(Saved data entries)
* start *
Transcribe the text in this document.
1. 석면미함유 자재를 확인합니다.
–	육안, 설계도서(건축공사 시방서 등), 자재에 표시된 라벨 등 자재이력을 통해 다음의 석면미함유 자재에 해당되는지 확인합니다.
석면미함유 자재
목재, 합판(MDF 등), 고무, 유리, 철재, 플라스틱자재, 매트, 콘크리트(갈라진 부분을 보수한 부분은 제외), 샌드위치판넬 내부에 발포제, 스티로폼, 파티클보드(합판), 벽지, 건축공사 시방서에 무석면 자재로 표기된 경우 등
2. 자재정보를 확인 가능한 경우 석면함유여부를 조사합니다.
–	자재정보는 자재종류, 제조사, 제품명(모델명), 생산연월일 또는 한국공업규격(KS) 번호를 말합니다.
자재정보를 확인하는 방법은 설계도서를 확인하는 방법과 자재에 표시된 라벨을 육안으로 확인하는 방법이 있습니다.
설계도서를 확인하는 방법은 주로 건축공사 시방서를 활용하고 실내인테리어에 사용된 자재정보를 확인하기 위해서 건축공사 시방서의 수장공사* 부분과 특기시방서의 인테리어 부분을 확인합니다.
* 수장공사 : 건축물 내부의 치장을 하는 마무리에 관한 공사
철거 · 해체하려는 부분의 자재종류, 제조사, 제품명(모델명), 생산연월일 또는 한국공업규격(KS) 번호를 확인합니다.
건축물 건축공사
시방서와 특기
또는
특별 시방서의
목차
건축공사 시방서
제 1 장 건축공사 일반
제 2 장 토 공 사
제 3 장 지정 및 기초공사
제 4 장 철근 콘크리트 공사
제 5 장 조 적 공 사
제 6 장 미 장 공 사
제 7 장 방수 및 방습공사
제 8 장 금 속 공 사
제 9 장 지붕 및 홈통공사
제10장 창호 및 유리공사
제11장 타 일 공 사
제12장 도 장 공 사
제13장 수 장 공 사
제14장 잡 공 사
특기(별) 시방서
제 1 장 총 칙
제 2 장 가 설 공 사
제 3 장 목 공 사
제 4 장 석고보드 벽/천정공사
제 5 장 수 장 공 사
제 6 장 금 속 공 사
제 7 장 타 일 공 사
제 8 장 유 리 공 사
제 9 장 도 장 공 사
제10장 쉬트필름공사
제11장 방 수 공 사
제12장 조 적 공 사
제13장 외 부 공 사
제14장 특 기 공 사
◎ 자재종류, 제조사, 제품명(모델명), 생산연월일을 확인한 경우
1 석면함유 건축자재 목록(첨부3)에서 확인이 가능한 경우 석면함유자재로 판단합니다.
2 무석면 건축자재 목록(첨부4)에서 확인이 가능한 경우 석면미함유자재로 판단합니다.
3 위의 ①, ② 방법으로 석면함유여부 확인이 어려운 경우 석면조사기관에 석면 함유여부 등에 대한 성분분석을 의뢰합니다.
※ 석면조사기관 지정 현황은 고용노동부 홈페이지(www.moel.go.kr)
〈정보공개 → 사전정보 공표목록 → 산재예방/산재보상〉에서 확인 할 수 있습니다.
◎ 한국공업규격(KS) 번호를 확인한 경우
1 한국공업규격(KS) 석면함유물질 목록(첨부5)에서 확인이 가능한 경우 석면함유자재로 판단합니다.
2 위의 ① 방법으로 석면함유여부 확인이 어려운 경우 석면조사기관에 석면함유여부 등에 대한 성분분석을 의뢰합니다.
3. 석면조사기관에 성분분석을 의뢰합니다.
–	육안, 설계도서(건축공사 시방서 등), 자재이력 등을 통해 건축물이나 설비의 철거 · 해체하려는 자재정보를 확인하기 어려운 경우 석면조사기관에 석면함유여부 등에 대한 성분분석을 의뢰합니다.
* end *
Print back all the lines verbatim.

Transcribe the text in this document.
1. 석면미함유 자재를 확인합니다.
–	육안, 설계도서(건축공사 시방서 등), 자재에 표시된 라벨 등 자재이력을 통해 다음의 석면미함유 자재에 해당되는지 확인합니다.
석면미함유 자재
목재, 합판(MDF 등), 고무, 유리, 철재, 플라스틱자재, 매트, 콘크리트(갈라진 부분을 보수한 부분은 제외), 샌드위치판넬 내부에 발포제, 스티로폼, 파티클보드(합판), 벽지, 건축공사 시방서에 무석면 자재로 표기된 경우 등
2. 자재정보를 확인 가능한 경우 석면함유여부를 조사합니다.
–	자재정보는 자재종류, 제조사, 제품명(모델명), 생산연월일 또는 한국공업규격(KS) 번호를 말합니다.
자재정보를 확인하는 방법은 설계도서를 확인하는 방법과 자재에 표시된 라벨을 육안으로 확인하는 방법이 있습니다.
설계도서를 확인하는 방법은 주로 건축공사 시방서를 활용하고 실내인테리어에 사용된 자재정보를 확인하기 위해서 건축공사 시방서의 수장공사* 부분과 특기시방서의 인테리어 부분을 확인합니다.
* 수장공사 : 건축물 내부의 치장을 하는 마무리에 관한 공사
철거 · 해체하려는 부분의 자재종류, 제조사, 제품명(모델명), 생산연월일 또는 한국공업규격(KS) 번호를 확인합니다.
건축물 건축공사
시방서와 특기
또는
특별 시방서의
목차
건축공사 시방서
제 1 장 건축공사 일반
제 2 장 토 공 사
제 3 장 지정 및 기초공사
제 4 장 철근 콘크리트 공사
제 5 장 조 적 공 사
제 6 장 미 장 공 사
제 7 장 방수 및 방습공사
제 8 장 금 속 공 사
제 9 장 지붕 및 홈통공사
제10장 창호 및 유리공사
제11장 타 일 공 사
제12장 도 장 공 사
제13장 수 장 공 사
제14장 잡 공 사
특기(별) 시방서
제 1 장 총 칙
제 2 장 가 설 공 사
제 3 장 목 공 사
제 4 장 석고보드 벽/천정공사
제 5 장 수 장 공 사
제 6 장 금 속 공 사
제 7 장 타 일 공 사
제 8 장 유 리 공 사
제 9 장 도 장 공 사
제10장 쉬트필름공사
제11장 방 수 공 사
제12장 조 적 공 사
제13장 외 부 공 사
제14장 특 기 공 사
◎ 자재종류, 제조사, 제품명(모델명), 생산연월일을 확인한 경우
1 석면함유 건축자재 목록(첨부3)에서 확인이 가능한 경우 석면함유자재로 판단합니다.
2 무석면 건축자재 목록(첨부4)에서 확인이 가능한 경우 석면미함유자재로 판단합니다.
3 위의 ①, ② 방법으로 석면함유여부 확인이 어려운 경우 석면조사기관에 석면 함유여부 등에 대한 성분분석을 의뢰합니다.
※ 석면조사기관 지정 현황은 고용노동부 홈페이지(www.moel.go.kr)
〈정보공개 → 사전정보 공표목록 → 산재예방/산재보상〉에서 확인 할 수 있습니다.
◎ 한국공업규격(KS) 번호를 확인한 경우
1 한국공업규격(KS) 석면함유물질 목록(첨부5)에서 확인이 가능한 경우 석면함유자재로 판단합니다.
2 위의 ① 방법으로 석면함유여부 확인이 어려운 경우 석면조사기관에 석면함유여부 등에 대한 성분분석을 의뢰합니다.
3. 석면조사기관에 성분분석을 의뢰합니다.
–	육안, 설계도서(건축공사 시방서 등), 자재이력 등을 통해 건축물이나 설비의 철거 · 해체하려는 자재정보를 확인하기 어려운 경우 석면조사기관에 석면함유여부 등에 대한 성분분석을 의뢰합니다.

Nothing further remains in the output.